■ What you are asked to do:
Every line below should be repeated exactly.
## begin Given entries
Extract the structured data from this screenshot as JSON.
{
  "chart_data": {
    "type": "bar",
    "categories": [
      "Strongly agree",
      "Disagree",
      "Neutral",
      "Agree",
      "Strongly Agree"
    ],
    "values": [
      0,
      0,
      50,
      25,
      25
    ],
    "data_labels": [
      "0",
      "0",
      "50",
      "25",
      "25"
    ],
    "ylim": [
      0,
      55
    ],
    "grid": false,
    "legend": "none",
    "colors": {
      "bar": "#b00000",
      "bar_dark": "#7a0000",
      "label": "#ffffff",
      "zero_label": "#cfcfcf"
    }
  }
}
## end Given entries
■ Output of the task:
Extract the structured data from this screenshot as JSON.
{
  "chart_data": {
    "type": "bar",
    "categories": [
      "Strongly agree",
      "Disagree",
      "Neutral",
      "Agree",
      "Strongly Agree"
    ],
    "values": [
      0,
      0,
      50,
      25,
      25
    ],
    "data_labels": [
      "0",
      "0",
      "50",
      "25",
      "25"
    ],
    "ylim": [
      0,
      55
    ],
    "grid": false,
    "legend": "none",
    "colors": {
      "bar": "#b00000",
      "bar_dark": "#7a0000",
      "label": "#ffffff",
      "zero_label": "#cfcfcf"
    }
  }
}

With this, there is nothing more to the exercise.